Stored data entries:
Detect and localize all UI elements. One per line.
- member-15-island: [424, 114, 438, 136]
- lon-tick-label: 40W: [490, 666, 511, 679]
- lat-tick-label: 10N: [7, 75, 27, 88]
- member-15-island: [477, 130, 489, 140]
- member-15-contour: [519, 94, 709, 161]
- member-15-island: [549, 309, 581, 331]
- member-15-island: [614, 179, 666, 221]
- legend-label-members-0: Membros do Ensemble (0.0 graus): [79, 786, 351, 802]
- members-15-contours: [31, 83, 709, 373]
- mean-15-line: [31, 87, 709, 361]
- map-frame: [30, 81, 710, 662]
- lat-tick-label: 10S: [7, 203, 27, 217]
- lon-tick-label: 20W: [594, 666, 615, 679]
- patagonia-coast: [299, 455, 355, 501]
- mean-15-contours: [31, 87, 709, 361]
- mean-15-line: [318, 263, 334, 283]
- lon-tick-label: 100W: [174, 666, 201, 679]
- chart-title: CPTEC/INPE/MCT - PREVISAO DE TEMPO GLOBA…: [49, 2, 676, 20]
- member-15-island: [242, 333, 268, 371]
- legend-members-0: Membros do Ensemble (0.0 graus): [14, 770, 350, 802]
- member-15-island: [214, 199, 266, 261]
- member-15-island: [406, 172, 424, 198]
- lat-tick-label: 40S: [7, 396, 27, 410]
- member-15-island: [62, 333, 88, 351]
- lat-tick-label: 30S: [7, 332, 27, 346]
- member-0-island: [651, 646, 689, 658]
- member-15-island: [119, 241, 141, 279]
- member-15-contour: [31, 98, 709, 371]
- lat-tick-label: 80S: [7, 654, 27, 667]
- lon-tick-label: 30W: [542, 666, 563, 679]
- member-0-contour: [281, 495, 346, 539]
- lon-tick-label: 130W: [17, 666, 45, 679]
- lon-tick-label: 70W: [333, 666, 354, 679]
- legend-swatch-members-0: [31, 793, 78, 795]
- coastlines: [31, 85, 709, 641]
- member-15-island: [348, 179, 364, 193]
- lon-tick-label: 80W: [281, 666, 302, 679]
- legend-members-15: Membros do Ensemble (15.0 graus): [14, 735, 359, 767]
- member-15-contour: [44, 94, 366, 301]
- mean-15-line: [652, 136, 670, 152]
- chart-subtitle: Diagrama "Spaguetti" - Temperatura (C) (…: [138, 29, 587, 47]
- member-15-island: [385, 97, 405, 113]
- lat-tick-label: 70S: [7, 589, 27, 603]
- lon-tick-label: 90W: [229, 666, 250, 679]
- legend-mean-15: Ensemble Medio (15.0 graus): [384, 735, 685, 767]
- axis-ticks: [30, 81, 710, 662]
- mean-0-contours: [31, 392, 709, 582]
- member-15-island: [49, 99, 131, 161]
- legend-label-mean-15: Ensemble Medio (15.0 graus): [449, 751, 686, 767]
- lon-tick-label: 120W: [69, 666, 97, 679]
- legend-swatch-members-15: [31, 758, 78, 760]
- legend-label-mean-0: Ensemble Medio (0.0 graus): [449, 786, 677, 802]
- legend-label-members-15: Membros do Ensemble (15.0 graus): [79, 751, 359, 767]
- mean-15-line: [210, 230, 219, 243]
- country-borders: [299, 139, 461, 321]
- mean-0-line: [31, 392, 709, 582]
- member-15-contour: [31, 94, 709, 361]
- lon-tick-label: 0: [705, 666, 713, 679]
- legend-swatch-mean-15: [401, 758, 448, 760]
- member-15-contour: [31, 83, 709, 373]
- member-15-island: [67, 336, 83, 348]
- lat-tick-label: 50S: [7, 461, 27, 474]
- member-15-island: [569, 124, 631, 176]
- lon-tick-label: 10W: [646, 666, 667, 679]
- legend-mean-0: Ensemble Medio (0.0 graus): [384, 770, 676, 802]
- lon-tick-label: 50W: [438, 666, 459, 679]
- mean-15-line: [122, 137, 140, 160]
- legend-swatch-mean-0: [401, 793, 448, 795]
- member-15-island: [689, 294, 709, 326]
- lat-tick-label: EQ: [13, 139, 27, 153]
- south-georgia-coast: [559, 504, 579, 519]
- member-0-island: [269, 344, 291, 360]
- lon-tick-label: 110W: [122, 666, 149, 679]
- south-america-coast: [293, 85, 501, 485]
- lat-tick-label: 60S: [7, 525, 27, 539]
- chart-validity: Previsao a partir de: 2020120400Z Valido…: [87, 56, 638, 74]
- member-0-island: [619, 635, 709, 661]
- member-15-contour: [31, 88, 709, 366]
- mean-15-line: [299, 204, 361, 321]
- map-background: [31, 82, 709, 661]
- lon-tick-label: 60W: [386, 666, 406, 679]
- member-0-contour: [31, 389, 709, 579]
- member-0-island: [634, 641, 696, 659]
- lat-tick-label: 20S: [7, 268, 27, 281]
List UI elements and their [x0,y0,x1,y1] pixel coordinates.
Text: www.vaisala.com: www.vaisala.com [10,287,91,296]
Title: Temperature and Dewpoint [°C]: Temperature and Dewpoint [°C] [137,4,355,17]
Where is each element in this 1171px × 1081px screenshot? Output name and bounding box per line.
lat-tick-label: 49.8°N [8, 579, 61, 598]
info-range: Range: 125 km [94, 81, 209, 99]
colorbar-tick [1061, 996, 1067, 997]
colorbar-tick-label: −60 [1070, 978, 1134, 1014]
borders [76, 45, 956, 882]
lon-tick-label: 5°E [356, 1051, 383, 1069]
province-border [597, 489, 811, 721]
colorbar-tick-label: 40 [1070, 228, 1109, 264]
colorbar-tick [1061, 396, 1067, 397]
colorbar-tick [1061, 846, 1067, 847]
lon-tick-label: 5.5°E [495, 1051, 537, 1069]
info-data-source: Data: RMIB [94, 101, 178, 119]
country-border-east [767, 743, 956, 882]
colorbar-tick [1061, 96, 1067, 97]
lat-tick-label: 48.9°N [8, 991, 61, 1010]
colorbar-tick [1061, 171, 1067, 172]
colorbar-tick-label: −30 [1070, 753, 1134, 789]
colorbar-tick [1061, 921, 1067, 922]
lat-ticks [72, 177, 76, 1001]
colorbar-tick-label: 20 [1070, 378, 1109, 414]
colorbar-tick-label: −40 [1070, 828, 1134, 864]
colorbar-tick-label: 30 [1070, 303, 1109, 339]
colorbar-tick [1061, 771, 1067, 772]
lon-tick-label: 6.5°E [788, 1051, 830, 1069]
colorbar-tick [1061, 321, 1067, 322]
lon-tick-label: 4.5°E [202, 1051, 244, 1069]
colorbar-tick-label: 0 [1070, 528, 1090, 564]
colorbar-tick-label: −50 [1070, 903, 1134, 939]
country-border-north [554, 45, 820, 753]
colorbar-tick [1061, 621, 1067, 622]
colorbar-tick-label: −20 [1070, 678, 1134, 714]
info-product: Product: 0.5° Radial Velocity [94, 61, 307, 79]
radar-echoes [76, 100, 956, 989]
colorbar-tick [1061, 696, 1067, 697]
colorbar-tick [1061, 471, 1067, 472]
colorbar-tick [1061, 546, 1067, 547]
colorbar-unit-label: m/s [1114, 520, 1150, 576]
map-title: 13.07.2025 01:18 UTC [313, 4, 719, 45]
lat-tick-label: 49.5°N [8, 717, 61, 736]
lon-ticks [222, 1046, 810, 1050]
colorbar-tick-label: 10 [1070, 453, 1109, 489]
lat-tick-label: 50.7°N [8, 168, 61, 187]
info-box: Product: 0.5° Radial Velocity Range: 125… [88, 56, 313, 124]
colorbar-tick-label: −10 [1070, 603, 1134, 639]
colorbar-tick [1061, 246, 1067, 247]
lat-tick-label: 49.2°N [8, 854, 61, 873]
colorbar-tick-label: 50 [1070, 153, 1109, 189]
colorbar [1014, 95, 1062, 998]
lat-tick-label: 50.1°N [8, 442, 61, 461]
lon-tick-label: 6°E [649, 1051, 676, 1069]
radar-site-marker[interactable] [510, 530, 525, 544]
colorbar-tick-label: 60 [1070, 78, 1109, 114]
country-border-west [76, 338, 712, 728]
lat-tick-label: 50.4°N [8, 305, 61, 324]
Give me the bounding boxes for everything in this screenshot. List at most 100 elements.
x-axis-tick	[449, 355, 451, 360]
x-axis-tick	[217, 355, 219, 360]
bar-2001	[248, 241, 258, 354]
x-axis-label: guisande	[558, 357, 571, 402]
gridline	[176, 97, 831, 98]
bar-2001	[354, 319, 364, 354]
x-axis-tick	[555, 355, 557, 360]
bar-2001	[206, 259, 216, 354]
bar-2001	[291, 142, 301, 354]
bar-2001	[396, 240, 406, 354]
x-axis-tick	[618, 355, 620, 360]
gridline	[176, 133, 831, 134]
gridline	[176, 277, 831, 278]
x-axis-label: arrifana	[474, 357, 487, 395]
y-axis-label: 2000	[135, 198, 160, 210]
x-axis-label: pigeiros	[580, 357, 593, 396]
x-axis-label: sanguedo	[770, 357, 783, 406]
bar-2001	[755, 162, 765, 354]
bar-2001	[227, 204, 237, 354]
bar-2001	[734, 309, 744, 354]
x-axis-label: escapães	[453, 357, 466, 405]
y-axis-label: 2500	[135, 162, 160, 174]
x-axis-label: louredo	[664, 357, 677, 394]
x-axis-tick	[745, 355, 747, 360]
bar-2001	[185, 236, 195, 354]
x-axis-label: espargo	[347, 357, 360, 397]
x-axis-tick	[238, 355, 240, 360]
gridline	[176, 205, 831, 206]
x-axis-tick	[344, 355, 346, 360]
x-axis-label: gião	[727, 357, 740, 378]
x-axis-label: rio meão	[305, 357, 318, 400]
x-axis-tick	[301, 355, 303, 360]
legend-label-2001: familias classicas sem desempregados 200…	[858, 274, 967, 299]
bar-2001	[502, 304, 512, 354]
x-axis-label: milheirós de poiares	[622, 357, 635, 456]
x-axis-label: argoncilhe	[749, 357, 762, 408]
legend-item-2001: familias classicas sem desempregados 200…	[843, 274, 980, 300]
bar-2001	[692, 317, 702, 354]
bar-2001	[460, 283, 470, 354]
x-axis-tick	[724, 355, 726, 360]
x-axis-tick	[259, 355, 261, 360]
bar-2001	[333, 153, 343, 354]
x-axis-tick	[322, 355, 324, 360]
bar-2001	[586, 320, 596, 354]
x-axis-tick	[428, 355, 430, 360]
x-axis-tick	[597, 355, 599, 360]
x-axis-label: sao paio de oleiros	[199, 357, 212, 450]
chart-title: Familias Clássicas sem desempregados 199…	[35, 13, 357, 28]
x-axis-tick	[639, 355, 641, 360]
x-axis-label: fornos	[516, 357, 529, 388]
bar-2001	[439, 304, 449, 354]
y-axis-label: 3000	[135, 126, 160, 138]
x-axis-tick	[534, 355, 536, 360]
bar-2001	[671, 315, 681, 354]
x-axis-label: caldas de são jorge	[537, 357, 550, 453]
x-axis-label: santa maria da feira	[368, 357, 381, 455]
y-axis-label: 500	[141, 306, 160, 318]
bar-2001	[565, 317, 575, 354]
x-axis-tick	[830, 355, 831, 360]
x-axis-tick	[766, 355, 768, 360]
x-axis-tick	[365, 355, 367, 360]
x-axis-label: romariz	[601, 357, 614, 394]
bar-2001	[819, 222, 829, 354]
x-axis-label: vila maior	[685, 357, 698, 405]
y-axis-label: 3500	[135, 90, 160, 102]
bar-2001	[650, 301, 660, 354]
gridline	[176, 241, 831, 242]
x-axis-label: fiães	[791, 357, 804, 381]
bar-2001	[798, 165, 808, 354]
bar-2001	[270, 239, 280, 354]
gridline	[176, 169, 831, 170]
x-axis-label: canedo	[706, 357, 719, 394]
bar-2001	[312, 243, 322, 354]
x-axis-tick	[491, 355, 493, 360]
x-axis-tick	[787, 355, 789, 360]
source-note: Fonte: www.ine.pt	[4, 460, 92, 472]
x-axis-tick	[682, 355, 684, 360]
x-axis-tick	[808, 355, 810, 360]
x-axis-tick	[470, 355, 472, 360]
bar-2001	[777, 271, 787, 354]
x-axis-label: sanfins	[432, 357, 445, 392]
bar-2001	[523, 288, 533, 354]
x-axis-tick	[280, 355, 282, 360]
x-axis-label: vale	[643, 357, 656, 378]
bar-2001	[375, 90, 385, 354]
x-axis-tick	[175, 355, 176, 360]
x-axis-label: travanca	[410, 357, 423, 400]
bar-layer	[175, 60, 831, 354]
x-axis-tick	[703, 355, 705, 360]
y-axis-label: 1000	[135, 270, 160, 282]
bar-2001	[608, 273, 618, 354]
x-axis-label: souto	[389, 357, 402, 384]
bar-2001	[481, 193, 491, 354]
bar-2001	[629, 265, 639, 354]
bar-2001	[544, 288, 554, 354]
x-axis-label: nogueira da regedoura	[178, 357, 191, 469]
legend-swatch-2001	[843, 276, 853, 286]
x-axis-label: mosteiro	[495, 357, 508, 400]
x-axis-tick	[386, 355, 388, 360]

**TASK**
Please give every line from the very first one down to the line containing "- member-15-island: [614, 179, 666, 221]", both included, as a JSON list of strings with one string per line and blank lines left out.

**WRITTEN ANSWER**
[
  "Detect and localize all UI elements. One per line.",
  "- member-15-island: [424, 114, 438, 136]",
  "- lon-tick-label: 40W: [490, 666, 511, 679]",
  "- lat-tick-label: 10N: [7, 75, 27, 88]",
  "- member-15-island: [477, 130, 489, 140]",
  "- member-15-contour: [519, 94, 709, 161]",
  "- member-15-island: [549, 309, 581, 331]",
  "- member-15-island: [614, 179, 666, 221]"
]